- _Provided data_
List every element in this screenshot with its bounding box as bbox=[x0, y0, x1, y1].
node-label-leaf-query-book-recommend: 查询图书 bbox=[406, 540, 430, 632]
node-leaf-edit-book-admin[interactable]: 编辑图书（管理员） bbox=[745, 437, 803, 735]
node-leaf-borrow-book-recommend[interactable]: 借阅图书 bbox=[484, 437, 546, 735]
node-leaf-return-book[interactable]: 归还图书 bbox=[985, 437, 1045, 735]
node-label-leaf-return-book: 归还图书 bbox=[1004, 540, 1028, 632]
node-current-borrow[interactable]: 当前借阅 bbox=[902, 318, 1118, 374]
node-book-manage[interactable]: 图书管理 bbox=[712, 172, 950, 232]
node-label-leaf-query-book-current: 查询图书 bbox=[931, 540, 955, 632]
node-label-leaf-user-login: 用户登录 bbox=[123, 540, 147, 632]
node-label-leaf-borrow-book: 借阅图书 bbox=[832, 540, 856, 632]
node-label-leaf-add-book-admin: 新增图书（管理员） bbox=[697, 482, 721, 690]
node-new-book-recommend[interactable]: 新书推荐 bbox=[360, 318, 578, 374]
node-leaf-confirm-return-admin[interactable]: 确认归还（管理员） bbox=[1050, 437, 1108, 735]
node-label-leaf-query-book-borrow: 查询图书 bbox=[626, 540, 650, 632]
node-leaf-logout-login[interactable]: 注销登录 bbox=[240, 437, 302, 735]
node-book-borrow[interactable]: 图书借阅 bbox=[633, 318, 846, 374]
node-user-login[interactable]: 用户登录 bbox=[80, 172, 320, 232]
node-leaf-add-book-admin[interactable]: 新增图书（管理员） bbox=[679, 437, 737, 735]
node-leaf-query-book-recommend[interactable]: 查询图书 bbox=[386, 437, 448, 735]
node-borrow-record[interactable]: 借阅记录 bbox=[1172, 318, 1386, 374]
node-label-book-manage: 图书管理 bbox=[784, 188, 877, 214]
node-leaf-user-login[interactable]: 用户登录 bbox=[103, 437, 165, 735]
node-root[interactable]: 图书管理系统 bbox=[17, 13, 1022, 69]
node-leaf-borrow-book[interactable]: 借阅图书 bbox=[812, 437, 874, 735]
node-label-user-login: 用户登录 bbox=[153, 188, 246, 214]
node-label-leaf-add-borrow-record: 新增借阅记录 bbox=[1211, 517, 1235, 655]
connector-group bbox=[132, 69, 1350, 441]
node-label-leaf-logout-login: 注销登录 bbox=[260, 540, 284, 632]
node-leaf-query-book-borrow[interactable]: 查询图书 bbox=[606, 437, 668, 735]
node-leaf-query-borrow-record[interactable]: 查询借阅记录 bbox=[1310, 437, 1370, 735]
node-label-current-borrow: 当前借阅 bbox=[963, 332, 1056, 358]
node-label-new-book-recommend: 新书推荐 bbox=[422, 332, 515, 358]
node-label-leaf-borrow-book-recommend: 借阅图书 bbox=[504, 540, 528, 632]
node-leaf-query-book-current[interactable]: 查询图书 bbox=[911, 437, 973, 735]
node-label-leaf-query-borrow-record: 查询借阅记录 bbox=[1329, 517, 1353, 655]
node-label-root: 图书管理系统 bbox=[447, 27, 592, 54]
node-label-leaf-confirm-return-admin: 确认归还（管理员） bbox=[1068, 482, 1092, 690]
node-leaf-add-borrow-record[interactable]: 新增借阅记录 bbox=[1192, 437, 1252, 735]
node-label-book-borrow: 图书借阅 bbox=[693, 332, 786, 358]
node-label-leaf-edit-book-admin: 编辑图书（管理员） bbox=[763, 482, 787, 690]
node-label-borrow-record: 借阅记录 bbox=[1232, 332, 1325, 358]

- _Description of the task_
Update the entries above by changing every "interactable" to "clickable" and leaving everything else as it is.

- _Written response_
List every element in this screenshot with its bounding box as bbox=[x0, y0, x1, y1].
node-label-leaf-query-book-recommend: 查询图书 bbox=[406, 540, 430, 632]
node-leaf-edit-book-admin[clickable]: 编辑图书（管理员） bbox=[745, 437, 803, 735]
node-leaf-borrow-book-recommend[clickable]: 借阅图书 bbox=[484, 437, 546, 735]
node-leaf-return-book[clickable]: 归还图书 bbox=[985, 437, 1045, 735]
node-label-leaf-return-book: 归还图书 bbox=[1004, 540, 1028, 632]
node-current-borrow[clickable]: 当前借阅 bbox=[902, 318, 1118, 374]
node-book-manage[clickable]: 图书管理 bbox=[712, 172, 950, 232]
node-label-leaf-query-book-current: 查询图书 bbox=[931, 540, 955, 632]
node-label-leaf-user-login: 用户登录 bbox=[123, 540, 147, 632]
node-label-leaf-borrow-book: 借阅图书 bbox=[832, 540, 856, 632]
node-label-leaf-add-book-admin: 新增图书（管理员） bbox=[697, 482, 721, 690]
node-new-book-recommend[clickable]: 新书推荐 bbox=[360, 318, 578, 374]
node-leaf-confirm-return-admin[clickable]: 确认归还（管理员） bbox=[1050, 437, 1108, 735]
node-label-leaf-query-book-borrow: 查询图书 bbox=[626, 540, 650, 632]
node-leaf-logout-login[clickable]: 注销登录 bbox=[240, 437, 302, 735]
node-book-borrow[clickable]: 图书借阅 bbox=[633, 318, 846, 374]
node-user-login[clickable]: 用户登录 bbox=[80, 172, 320, 232]
node-leaf-add-book-admin[clickable]: 新增图书（管理员） bbox=[679, 437, 737, 735]
node-leaf-query-book-recommend[clickable]: 查询图书 bbox=[386, 437, 448, 735]
node-borrow-record[clickable]: 借阅记录 bbox=[1172, 318, 1386, 374]
node-label-book-manage: 图书管理 bbox=[784, 188, 877, 214]
node-leaf-user-login[clickable]: 用户登录 bbox=[103, 437, 165, 735]
node-root[clickable]: 图书管理系统 bbox=[17, 13, 1022, 69]
node-leaf-borrow-book[clickable]: 借阅图书 bbox=[812, 437, 874, 735]
node-label-user-login: 用户登录 bbox=[153, 188, 246, 214]
node-label-leaf-add-borrow-record: 新增借阅记录 bbox=[1211, 517, 1235, 655]
connector-group bbox=[132, 69, 1350, 441]
node-label-leaf-logout-login: 注销登录 bbox=[260, 540, 284, 632]
node-leaf-query-book-borrow[clickable]: 查询图书 bbox=[606, 437, 668, 735]
node-leaf-query-borrow-record[clickable]: 查询借阅记录 bbox=[1310, 437, 1370, 735]
node-label-current-borrow: 当前借阅 bbox=[963, 332, 1056, 358]
node-label-new-book-recommend: 新书推荐 bbox=[422, 332, 515, 358]
node-label-leaf-borrow-book-recommend: 借阅图书 bbox=[504, 540, 528, 632]
node-leaf-query-book-current[clickable]: 查询图书 bbox=[911, 437, 973, 735]
node-label-leaf-query-borrow-record: 查询借阅记录 bbox=[1329, 517, 1353, 655]
node-label-root: 图书管理系统 bbox=[447, 27, 592, 54]
node-label-leaf-confirm-return-admin: 确认归还（管理员） bbox=[1068, 482, 1092, 690]
node-leaf-add-borrow-record[clickable]: 新增借阅记录 bbox=[1192, 437, 1252, 735]
node-label-book-borrow: 图书借阅 bbox=[693, 332, 786, 358]
node-label-leaf-edit-book-admin: 编辑图书（管理员） bbox=[763, 482, 787, 690]
node-label-borrow-record: 借阅记录 bbox=[1232, 332, 1325, 358]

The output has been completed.